Set exercise:
Count how many lines of the material contain the string "horizontal", then give that number and nothing more.

[Raw records]
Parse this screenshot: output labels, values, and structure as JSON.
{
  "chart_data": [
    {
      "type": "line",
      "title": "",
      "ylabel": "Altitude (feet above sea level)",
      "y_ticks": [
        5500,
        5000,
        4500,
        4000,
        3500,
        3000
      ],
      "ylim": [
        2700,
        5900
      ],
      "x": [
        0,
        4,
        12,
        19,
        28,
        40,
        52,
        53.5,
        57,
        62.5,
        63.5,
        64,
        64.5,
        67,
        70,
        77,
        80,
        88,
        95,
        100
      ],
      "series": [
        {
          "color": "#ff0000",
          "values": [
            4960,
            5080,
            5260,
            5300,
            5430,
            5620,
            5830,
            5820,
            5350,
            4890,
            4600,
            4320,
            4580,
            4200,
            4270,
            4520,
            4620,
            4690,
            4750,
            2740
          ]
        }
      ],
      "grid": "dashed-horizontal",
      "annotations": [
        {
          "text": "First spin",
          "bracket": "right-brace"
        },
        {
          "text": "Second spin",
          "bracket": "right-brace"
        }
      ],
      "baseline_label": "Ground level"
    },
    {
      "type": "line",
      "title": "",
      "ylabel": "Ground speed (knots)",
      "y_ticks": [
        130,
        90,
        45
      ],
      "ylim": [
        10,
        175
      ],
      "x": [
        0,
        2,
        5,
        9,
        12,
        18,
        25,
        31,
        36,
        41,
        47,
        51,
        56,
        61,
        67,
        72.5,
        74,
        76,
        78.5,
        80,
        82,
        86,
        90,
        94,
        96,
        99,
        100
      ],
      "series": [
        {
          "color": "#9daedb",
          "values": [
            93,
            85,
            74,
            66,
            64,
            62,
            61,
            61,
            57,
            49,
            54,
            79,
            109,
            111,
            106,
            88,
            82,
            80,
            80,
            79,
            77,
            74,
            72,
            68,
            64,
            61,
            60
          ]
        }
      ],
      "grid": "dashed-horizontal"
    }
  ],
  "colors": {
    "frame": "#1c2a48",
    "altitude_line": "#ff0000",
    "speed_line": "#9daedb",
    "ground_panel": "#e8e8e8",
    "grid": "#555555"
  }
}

The reply:
2